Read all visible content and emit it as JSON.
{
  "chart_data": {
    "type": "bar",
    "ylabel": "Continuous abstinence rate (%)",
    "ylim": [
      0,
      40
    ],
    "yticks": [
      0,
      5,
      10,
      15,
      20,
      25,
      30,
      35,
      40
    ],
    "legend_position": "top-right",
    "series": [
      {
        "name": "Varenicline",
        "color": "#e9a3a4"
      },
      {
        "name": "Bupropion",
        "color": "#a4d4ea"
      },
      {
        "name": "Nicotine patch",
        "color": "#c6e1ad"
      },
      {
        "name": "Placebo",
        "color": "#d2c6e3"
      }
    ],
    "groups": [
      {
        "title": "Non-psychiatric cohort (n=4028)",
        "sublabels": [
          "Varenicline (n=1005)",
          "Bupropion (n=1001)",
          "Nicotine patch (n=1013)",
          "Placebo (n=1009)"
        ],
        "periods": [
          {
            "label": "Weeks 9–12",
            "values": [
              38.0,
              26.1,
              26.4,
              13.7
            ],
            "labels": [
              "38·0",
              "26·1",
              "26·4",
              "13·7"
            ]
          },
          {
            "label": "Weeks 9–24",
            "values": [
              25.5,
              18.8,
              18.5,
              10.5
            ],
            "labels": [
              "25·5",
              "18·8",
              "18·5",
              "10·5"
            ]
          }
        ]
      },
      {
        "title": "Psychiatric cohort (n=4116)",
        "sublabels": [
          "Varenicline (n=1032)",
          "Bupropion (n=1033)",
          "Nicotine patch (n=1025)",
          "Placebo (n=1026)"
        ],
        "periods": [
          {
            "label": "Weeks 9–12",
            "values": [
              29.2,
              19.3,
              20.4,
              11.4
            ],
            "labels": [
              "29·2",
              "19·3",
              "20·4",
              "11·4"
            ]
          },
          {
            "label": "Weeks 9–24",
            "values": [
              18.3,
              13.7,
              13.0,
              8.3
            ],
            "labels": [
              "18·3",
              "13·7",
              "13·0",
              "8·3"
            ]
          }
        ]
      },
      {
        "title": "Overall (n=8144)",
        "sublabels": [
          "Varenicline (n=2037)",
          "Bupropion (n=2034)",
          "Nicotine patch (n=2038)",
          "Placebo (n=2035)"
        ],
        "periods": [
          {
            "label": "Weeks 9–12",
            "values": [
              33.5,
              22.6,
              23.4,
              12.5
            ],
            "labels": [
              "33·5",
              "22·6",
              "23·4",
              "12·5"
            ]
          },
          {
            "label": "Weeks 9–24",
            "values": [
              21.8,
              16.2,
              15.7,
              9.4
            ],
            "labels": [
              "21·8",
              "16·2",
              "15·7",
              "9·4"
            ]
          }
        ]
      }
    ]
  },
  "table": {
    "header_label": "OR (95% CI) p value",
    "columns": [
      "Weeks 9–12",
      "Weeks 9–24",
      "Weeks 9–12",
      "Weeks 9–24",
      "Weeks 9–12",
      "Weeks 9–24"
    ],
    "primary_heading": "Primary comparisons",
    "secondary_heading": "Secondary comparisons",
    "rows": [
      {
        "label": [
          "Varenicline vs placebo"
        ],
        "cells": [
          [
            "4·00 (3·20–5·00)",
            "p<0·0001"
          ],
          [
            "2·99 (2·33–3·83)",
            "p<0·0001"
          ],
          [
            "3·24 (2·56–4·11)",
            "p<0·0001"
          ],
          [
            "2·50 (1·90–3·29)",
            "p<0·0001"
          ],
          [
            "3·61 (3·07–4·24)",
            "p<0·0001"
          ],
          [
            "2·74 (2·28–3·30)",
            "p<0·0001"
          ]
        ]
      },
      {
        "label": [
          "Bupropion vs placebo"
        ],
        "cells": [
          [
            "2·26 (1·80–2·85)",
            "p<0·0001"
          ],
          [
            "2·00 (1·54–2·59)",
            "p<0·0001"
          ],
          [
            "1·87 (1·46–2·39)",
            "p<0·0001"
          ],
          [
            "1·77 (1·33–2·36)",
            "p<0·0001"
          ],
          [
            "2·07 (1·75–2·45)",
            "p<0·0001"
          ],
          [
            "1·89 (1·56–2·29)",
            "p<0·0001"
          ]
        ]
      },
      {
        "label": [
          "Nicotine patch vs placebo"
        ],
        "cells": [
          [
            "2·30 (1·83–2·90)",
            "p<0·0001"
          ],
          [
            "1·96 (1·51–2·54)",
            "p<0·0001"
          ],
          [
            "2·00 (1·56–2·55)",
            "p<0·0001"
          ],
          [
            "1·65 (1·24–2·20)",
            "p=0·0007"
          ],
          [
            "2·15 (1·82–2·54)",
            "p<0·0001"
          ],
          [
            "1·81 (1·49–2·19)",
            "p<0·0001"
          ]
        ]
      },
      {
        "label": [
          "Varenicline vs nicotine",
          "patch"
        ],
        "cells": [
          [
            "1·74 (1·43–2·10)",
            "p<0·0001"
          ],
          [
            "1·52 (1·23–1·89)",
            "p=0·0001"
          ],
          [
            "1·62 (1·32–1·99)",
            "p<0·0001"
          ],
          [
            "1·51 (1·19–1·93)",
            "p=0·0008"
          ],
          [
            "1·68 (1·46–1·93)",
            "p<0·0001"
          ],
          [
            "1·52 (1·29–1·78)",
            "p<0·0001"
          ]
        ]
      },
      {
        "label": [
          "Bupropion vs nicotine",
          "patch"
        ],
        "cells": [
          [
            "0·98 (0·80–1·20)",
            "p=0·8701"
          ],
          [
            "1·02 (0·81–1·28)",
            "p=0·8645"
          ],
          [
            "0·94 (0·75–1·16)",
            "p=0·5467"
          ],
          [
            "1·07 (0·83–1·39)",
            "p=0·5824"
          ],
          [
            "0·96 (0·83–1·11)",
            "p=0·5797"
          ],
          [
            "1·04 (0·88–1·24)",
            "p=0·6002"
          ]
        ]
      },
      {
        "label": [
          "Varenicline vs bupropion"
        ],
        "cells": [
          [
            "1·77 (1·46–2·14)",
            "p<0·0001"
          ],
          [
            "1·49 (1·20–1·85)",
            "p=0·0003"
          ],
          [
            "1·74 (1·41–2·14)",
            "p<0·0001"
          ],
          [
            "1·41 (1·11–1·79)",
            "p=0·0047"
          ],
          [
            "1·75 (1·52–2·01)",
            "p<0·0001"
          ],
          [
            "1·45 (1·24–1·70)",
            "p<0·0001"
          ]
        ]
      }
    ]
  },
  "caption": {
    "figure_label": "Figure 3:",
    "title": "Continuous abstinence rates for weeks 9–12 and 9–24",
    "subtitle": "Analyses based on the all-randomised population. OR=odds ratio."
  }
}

· · · ·

Retype the material in full, character for character.

THE OUTPUT
Read all visible content and emit it as JSON.
{
  "chart_data": {
    "type": "bar",
    "ylabel": "Continuous abstinence rate (%)",
    "ylim": [
      0,
      40
    ],
    "yticks": [
      0,
      5,
      10,
      15,
      20,
      25,
      30,
      35,
      40
    ],
    "legend_position": "top-right",
    "series": [
      {
        "name": "Varenicline",
        "color": "#e9a3a4"
      },
      {
        "name": "Bupropion",
        "color": "#a4d4ea"
      },
      {
        "name": "Nicotine patch",
        "color": "#c6e1ad"
      },
      {
        "name": "Placebo",
        "color": "#d2c6e3"
      }
    ],
    "groups": [
      {
        "title": "Non-psychiatric cohort (n=4028)",
        "sublabels": [
          "Varenicline (n=1005)",
          "Bupropion (n=1001)",
          "Nicotine patch (n=1013)",
          "Placebo (n=1009)"
        ],
        "periods": [
          {
            "label": "Weeks 9–12",
            "values": [
              38.0,
              26.1,
              26.4,
              13.7
            ],
            "labels": [
              "38·0",
              "26·1",
              "26·4",
              "13·7"
            ]
          },
          {
            "label": "Weeks 9–24",
            "values": [
              25.5,
              18.8,
              18.5,
              10.5
            ],
            "labels": [
              "25·5",
              "18·8",
              "18·5",
              "10·5"
            ]
          }
        ]
      },
      {
        "title": "Psychiatric cohort (n=4116)",
        "sublabels": [
          "Varenicline (n=1032)",
          "Bupropion (n=1033)",
          "Nicotine patch (n=1025)",
          "Placebo (n=1026)"
        ],
        "periods": [
          {
            "label": "Weeks 9–12",
            "values": [
              29.2,
              19.3,
              20.4,
              11.4
            ],
            "labels": [
              "29·2",
              "19·3",
              "20·4",
              "11·4"
            ]
          },
          {
            "label": "Weeks 9–24",
            "values": [
              18.3,
              13.7,
              13.0,
              8.3
            ],
            "labels": [
              "18·3",
              "13·7",
              "13·0",
              "8·3"
            ]
          }
        ]
      },
      {
        "title": "Overall (n=8144)",
        "sublabels": [
          "Varenicline (n=2037)",
          "Bupropion (n=2034)",
          "Nicotine patch (n=2038)",
          "Placebo (n=2035)"
        ],
        "periods": [
          {
            "label": "Weeks 9–12",
            "values": [
              33.5,
              22.6,
              23.4,
              12.5
            ],
            "labels": [
              "33·5",
              "22·6",
              "23·4",
              "12·5"
            ]
          },
          {
            "label": "Weeks 9–24",
            "values": [
              21.8,
              16.2,
              15.7,
              9.4
            ],
            "labels": [
              "21·8",
              "16·2",
              "15·7",
              "9·4"
            ]
          }
        ]
      }
    ]
  },
  "table": {
    "header_label": "OR (95% CI) p value",
    "columns": [
      "Weeks 9–12",
      "Weeks 9–24",
      "Weeks 9–12",
      "Weeks 9–24",
      "Weeks 9–12",
      "Weeks 9–24"
    ],
    "primary_heading": "Primary comparisons",
    "secondary_heading": "Secondary comparisons",
    "rows": [
      {
        "label": [
          "Varenicline vs placebo"
        ],
        "cells": [
          [
            "4·00 (3·20–5·00)",
            "p<0·0001"
          ],
          [
            "2·99 (2·33–3·83)",
            "p<0·0001"
          ],
          [
            "3·24 (2·56–4·11)",
            "p<0·0001"
          ],
          [
            "2·50 (1·90–3·29)",
            "p<0·0001"
          ],
          [
            "3·61 (3·07–4·24)",
            "p<0·0001"
          ],
          [
            "2·74 (2·28–3·30)",
            "p<0·0001"
          ]
        ]
      },
      {
        "label": [
          "Bupropion vs placebo"
        ],
        "cells": [
          [
            "2·26 (1·80–2·85)",
            "p<0·0001"
          ],
          [
            "2·00 (1·54–2·59)",
            "p<0·0001"
          ],
          [
            "1·87 (1·46–2·39)",
            "p<0·0001"
          ],
          [
            "1·77 (1·33–2·36)",
            "p<0·0001"
          ],
          [
            "2·07 (1·75–2·45)",
            "p<0·0001"
          ],
          [
            "1·89 (1·56–2·29)",
            "p<0·0001"
          ]
        ]
      },
      {
        "label": [
          "Nicotine patch vs placebo"
        ],
        "cells": [
          [
            "2·30 (1·83–2·90)",
            "p<0·0001"
          ],
          [
            "1·96 (1·51–2·54)",
            "p<0·0001"
          ],
          [
            "2·00 (1·56–2·55)",
            "p<0·0001"
          ],
          [
            "1·65 (1·24–2·20)",
            "p=0·0007"
          ],
          [
            "2·15 (1·82–2·54)",
            "p<0·0001"
          ],
          [
            "1·81 (1·49–2·19)",
            "p<0·0001"
          ]
        ]
      },
      {
        "label": [
          "Varenicline vs nicotine",
          "patch"
        ],
        "cells": [
          [
            "1·74 (1·43–2·10)",
            "p<0·0001"
          ],
          [
            "1·52 (1·23–1·89)",
            "p=0·0001"
          ],
          [
            "1·62 (1·32–1·99)",
            "p<0·0001"
          ],
          [
            "1·51 (1·19–1·93)",
            "p=0·0008"
          ],
          [
            "1·68 (1·46–1·93)",
            "p<0·0001"
          ],
          [
            "1·52 (1·29–1·78)",
            "p<0·0001"
          ]
        ]
      },
      {
        "label": [
          "Bupropion vs nicotine",
          "patch"
        ],
        "cells": [
          [
            "0·98 (0·80–1·20)",
            "p=0·8701"
          ],
          [
            "1·02 (0·81–1·28)",
            "p=0·8645"
          ],
          [
            "0·94 (0·75–1·16)",
            "p=0·5467"
          ],
          [
            "1·07 (0·83–1·39)",
            "p=0·5824"
          ],
          [
            "0·96 (0·83–1·11)",
            "p=0·5797"
          ],
          [
            "1·04 (0·88–1·24)",
            "p=0·6002"
          ]
        ]
      },
      {
        "label": [
          "Varenicline vs bupropion"
        ],
        "cells": [
          [
            "1·77 (1·46–2·14)",
            "p<0·0001"
          ],
          [
            "1·49 (1·20–1·85)",
            "p=0·0003"
          ],
          [
            "1·74 (1·41–2·14)",
            "p<0·0001"
          ],
          [
            "1·41 (1·11–1·79)",
            "p=0·0047"
          ],
          [
            "1·75 (1·52–2·01)",
            "p<0·0001"
          ],
          [
            "1·45 (1·24–1·70)",
            "p<0·0001"
          ]
        ]
      }
    ]
  },
  "caption": {
    "figure_label": "Figure 3:",
    "title": "Continuous abstinence rates for weeks 9–12 and 9–24",
    "subtitle": "Analyses based on the all-randomised population. OR=odds ratio."
  }
}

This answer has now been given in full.